— CONSEGNA SCRITTA A —
Stabilisci se le affermazioni (i), (ii) e (iii) concordano con il testo sulla Giubiana: (i) la festa si tiene l'ultimo giovedì di gennaio; (ii) a Cantù il fantoccio bruciato ha l'aspetto di una vecchia lacera; (iii) Padre Lorenzo diede alla giovane le chiavi della città. Per ciascuna rispondi sì o no e cita tra virgolette le parole decisive del testo.

— BRANO SCELTO —
=-=-=-=-=

Chi conosce la Giubiana?
Credo non in molti, se si esclude una parte della Lombardia e del Piemonte.
Allora, raccontiamo.
Intanto si tratta di una festa, il che non è mai male. Festa della Giubiana,
appunto, o Giobia o Giobiana o
Giubiascia. Nome di origine
incerta, perché alcuni lo fanno discendere dal culto di Giunone, altri
direttamente dal dio latino Jupiter-Jovis, da cui Giovia e quindi Giobia, a
indicare le feste contadine di inizio anno, per propiziarsi le forze della
natura che, secondo la credenza popolare, condizionano l’andamento dei
raccolti. Giobbia, nel dialetto piemontese, significa giovedì. E, non a caso, tutto succede
nell’ultimo giovedì di gennaio.
In questo giorno/notte del
primo, lungo e freddo mese dell’anno, in alcune zone della Lombardia – Brianza, Altomilanese, Varesotto e Comasco
- e in Piemonte, è usanza
accendere grandi falò nelle piazze e bruciare sul rogo un fantoccio di paglia vestito di stracci. La strega. Che, in questo caso, è
associata all’inverno, le cui
forze negative vengono annientate dal fuoco per lasciar spazio alla
primavera. E’, questa, una
tradizione di origine antica, addirittura pre-cristiana. Tuttavia, non sempre
le sembianze sono quelle di una vecchia lacera e ansiogena. A Cantù sul rogo ci
finisce un pupazzo che ricorda una donna bellissima. Anche le leggende hanno il
loro peso.
Storia numero 1. La
giovane bellissima rappresenta una castellana che, invece di difendere, tradì
la propria città, forse nella guerra tra milanesi e comaschi nel XII secolo.
Cantù, allora alleata a Milano contro Como, subì dapprima una grave sconfitta
ma poi vinse la guerra, grazie ai
milanesi che conquistarono la città lariana, decretando così anche la
condanna al rogo della giovane.
Storia numero 2. Si
racconta che la notte di un giovedì di gennaio di settecento anni fa, bussò a
uno degli ingressi del borgo di Canturio una bellissima donna. Padre Lorenzo,
abbagliato da tanta bellezza, la
scambiò per la Madonna e le
aprì la porta. Rimase però
impietrito fissando gli occhi dell’inattesa visitatrice: ipnotizzato. E, su perentoria richiesta
della giovane signora, le consegnò subito le chiavi della città. Con queste
essa aprì i pesanti battenti lasciando entrare le truppe dei Visconti che si
insediarono, dopo aver adeguatamente immobilizzato le guardie nelle varie
torri. Della giovane non si sentì più parlare e però sul fuoco qualcosa che
dovrebbe ricordarla ci finisce ogni anno.
Grande festa, dunque,
quasi ovunque con sfilate di carri storici e sempre con contorno di musica,
balli e…..

=-=-=-=-=

— CONSEGNA SCRITTA B —
Ricopia senza modifiche i record dalla prima riga fino alla riga con "418, 1282, 443]", compresa.

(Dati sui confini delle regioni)
=-=-=-=-=

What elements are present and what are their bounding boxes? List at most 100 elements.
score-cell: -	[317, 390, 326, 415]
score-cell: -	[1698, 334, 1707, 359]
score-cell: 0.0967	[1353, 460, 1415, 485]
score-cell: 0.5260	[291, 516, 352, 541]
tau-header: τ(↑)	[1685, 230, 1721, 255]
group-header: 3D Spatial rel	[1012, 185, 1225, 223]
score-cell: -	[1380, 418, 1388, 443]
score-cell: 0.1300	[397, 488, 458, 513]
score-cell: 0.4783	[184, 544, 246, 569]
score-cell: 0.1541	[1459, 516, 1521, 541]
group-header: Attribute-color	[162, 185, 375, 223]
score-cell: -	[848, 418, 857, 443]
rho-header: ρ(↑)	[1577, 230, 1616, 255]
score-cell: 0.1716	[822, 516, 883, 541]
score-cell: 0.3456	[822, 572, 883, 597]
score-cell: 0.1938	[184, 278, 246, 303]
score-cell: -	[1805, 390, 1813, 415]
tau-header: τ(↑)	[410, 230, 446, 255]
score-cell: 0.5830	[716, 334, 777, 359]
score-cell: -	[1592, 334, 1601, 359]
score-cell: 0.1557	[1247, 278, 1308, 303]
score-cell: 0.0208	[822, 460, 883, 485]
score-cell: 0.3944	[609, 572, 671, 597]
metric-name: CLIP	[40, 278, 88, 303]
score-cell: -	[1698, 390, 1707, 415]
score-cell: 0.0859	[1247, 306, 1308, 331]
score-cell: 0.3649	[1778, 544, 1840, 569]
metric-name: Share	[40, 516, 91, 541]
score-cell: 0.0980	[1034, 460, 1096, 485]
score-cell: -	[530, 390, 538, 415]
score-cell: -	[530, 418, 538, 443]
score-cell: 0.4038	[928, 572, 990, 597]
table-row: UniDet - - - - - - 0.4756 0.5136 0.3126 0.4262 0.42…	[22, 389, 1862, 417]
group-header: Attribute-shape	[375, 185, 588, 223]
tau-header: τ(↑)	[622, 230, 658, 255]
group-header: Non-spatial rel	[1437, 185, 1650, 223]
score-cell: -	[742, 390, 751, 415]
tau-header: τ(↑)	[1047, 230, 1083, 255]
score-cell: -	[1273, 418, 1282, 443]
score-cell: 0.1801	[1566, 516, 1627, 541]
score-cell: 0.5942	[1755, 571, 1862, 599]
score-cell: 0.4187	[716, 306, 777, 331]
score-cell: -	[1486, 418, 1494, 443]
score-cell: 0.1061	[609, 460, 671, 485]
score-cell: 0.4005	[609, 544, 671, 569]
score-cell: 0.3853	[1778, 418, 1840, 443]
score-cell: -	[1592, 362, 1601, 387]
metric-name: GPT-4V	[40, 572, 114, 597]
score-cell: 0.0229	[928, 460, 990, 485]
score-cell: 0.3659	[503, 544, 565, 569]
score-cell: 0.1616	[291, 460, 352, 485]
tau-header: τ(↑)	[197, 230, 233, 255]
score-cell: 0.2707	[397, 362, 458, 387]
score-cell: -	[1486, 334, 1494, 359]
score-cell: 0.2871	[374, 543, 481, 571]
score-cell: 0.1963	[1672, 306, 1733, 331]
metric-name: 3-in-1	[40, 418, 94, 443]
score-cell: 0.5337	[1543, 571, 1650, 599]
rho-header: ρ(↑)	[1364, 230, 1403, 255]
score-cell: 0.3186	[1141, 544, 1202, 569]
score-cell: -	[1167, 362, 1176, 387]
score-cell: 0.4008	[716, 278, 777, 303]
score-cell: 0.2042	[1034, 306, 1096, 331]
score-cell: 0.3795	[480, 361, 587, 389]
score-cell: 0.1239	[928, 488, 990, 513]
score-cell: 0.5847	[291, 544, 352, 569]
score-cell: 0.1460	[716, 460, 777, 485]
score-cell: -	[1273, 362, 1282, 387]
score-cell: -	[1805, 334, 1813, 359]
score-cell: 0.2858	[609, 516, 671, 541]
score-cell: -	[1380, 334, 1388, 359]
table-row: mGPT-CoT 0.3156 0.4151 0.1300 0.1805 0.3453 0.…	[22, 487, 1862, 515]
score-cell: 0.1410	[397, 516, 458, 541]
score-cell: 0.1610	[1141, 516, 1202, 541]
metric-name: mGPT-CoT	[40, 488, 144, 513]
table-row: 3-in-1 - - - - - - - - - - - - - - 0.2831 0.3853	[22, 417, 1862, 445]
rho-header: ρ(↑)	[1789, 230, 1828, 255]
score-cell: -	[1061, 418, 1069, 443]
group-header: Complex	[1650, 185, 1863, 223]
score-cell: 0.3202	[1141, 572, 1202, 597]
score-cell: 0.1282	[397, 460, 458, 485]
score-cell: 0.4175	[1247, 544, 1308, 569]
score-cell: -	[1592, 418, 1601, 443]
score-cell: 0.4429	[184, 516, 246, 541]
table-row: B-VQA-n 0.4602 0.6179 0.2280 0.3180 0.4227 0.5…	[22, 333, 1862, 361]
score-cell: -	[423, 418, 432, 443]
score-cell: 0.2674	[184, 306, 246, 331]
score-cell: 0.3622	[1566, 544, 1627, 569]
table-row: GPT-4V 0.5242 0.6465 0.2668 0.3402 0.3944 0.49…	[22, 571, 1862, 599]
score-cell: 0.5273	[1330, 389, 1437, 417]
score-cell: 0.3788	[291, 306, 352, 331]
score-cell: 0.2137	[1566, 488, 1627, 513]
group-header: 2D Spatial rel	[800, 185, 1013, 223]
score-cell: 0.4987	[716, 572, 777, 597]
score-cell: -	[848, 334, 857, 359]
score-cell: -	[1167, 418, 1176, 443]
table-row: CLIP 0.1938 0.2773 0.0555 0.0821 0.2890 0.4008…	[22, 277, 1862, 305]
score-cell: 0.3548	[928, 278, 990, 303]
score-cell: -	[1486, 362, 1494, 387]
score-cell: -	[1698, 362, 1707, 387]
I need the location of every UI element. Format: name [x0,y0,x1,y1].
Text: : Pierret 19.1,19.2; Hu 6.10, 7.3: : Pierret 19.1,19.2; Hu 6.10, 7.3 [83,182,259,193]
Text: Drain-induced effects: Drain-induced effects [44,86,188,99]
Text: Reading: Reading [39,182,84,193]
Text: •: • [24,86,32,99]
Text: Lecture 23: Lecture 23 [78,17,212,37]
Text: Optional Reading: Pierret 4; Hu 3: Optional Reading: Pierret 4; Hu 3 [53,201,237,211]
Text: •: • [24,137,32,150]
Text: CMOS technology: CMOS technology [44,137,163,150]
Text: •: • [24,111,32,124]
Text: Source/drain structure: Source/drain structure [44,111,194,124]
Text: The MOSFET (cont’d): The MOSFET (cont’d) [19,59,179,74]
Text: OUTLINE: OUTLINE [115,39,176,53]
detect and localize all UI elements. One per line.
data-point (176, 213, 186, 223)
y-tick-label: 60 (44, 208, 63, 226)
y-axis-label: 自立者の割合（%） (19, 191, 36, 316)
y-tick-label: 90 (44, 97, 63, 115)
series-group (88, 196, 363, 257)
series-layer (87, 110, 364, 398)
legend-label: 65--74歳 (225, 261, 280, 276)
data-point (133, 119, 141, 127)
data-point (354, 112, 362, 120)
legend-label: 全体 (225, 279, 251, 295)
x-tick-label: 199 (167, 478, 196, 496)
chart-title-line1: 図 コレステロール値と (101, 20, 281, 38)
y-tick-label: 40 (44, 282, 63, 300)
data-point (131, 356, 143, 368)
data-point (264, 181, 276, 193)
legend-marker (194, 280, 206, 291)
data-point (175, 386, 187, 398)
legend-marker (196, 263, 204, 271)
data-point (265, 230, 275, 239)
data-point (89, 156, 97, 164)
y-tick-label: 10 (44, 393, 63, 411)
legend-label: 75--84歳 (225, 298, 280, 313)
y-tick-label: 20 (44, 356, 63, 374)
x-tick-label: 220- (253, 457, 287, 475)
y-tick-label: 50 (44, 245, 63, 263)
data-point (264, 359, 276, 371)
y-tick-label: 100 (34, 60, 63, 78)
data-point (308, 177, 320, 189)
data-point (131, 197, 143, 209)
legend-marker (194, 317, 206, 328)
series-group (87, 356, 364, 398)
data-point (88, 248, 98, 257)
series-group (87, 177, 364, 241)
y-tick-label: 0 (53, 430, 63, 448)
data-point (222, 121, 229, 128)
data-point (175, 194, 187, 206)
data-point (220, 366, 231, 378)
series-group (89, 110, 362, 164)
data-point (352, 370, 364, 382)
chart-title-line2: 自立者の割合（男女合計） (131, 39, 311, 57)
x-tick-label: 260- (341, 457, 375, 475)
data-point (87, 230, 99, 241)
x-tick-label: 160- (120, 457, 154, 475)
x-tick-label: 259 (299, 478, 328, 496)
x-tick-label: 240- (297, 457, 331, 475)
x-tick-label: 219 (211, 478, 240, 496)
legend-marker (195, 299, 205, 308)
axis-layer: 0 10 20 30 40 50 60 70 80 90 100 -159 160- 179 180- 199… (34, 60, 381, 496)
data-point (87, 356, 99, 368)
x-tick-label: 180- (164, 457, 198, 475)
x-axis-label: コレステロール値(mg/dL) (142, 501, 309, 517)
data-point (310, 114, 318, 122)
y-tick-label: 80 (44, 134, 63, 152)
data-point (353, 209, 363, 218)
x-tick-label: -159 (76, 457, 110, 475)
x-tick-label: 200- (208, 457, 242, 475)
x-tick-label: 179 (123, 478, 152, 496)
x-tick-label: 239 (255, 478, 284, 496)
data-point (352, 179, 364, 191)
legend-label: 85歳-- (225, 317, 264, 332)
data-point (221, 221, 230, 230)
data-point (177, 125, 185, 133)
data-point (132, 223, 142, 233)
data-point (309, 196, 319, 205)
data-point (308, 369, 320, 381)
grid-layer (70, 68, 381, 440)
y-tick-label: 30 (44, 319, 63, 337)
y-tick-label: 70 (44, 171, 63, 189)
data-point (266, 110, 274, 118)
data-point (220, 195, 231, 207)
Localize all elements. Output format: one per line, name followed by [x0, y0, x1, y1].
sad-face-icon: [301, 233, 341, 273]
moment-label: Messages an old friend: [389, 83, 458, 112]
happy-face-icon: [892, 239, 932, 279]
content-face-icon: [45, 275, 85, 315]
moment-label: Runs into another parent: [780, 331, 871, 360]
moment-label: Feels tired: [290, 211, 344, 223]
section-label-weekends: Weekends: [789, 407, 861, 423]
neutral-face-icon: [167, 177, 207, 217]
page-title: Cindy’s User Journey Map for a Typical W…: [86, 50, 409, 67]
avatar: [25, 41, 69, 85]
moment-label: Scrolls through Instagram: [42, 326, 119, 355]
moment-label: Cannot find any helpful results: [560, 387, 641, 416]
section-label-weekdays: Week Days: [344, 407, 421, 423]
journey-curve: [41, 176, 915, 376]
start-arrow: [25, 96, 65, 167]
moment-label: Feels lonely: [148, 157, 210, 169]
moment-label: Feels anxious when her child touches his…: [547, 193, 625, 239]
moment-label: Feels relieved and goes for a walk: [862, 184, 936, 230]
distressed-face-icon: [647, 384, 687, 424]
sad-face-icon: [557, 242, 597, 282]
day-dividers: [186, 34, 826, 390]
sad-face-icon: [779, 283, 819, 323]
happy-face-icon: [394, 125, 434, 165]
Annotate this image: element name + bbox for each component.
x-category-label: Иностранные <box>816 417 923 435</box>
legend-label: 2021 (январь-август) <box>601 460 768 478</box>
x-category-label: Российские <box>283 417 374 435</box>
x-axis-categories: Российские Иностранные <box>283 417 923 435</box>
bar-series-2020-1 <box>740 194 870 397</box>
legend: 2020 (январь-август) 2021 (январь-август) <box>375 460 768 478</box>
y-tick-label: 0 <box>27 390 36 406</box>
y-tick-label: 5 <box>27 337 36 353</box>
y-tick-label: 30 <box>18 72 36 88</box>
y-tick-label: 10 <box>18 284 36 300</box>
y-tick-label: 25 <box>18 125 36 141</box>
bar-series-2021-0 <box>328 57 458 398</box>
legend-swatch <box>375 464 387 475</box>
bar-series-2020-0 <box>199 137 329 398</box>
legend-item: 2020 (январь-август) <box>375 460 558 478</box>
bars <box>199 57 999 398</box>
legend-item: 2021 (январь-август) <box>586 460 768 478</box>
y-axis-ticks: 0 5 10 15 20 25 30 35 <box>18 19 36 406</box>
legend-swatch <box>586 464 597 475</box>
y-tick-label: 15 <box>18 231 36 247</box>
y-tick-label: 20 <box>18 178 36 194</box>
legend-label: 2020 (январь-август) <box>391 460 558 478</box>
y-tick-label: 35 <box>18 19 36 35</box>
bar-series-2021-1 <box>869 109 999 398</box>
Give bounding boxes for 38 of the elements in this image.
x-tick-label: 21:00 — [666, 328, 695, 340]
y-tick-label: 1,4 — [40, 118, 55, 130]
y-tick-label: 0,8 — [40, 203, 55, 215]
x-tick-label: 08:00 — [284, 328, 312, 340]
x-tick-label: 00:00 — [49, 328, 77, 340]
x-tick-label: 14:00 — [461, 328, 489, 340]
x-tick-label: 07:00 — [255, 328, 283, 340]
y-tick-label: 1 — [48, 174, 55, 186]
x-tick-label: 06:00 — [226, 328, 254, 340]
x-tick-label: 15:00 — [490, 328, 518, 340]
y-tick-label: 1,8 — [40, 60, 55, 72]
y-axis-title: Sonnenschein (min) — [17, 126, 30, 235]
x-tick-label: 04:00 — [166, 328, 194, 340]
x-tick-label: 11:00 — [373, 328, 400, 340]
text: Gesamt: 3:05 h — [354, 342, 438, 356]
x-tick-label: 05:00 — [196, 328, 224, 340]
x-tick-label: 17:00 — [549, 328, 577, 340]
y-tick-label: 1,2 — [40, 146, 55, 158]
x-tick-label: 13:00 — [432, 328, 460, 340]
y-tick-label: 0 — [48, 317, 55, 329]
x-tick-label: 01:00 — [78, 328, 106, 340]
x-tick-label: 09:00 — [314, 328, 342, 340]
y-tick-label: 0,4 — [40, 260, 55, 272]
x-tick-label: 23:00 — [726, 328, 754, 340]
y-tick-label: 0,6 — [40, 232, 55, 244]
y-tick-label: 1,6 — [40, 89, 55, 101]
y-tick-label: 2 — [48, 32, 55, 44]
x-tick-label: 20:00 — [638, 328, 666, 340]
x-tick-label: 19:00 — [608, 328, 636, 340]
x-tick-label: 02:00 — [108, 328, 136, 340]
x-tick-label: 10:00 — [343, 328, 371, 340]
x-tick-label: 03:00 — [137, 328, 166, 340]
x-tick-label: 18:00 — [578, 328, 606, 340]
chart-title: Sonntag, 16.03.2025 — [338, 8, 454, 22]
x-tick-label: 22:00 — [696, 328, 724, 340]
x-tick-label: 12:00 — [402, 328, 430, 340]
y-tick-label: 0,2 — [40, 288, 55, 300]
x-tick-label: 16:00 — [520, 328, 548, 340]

=-=-=-=-=

— RISPOSTA A —
(i) Sì: "tutto succede nell’ultimo giovedì di gennaio".
(ii) No: "A Cantù sul rogo ci finisce un pupazzo che ricorda una donna bellissima".
(iii) Sì: "le consegnò subito le chiavi della città".

— RISPOSTA B —
What elements are present and what are their bounding boxes? List at most 100 elements.
score-cell: -	[317, 390, 326, 415]
score-cell: -	[1698, 334, 1707, 359]
score-cell: 0.0967	[1353, 460, 1415, 485]
score-cell: 0.5260	[291, 516, 352, 541]
tau-header: τ(↑)	[1685, 230, 1721, 255]
group-header: 3D Spatial rel	[1012, 185, 1225, 223]
score-cell: -	[1380, 418, 1388, 443]
score-cell: 0.1300	[397, 488, 458, 513]
score-cell: 0.4783	[184, 544, 246, 569]
score-cell: 0.1541	[1459, 516, 1521, 541]
group-header: Attribute-color	[162, 185, 375, 223]
score-cell: -	[848, 418, 857, 443]
rho-header: ρ(↑)	[1577, 230, 1616, 255]
score-cell: 0.1716	[822, 516, 883, 541]
score-cell: 0.3456	[822, 572, 883, 597]
score-cell: 0.1938	[184, 278, 246, 303]
score-cell: -	[1805, 390, 1813, 415]
tau-header: τ(↑)	[410, 230, 446, 255]
score-cell: 0.5830	[716, 334, 777, 359]
score-cell: -	[1592, 334, 1601, 359]
score-cell: 0.1557	[1247, 278, 1308, 303]
score-cell: 0.0208	[822, 460, 883, 485]
score-cell: 0.3944	[609, 572, 671, 597]
metric-name: CLIP	[40, 278, 88, 303]
score-cell: -	[1698, 390, 1707, 415]
score-cell: 0.0859	[1247, 306, 1308, 331]
score-cell: 0.3649	[1778, 544, 1840, 569]
metric-name: Share	[40, 516, 91, 541]
score-cell: 0.0980	[1034, 460, 1096, 485]
score-cell: -	[530, 390, 538, 415]
score-cell: -	[530, 418, 538, 443]
score-cell: 0.4038	[928, 572, 990, 597]
table-row: UniDet - - - - - - 0.4756 0.5136 0.3126 0.4262 0.42…	[22, 389, 1862, 417]
group-header: Attribute-shape	[375, 185, 588, 223]
tau-header: τ(↑)	[622, 230, 658, 255]
group-header: Non-spatial rel	[1437, 185, 1650, 223]
score-cell: -	[742, 390, 751, 415]
tau-header: τ(↑)	[1047, 230, 1083, 255]
score-cell: -	[1273, 418, 1282, 443]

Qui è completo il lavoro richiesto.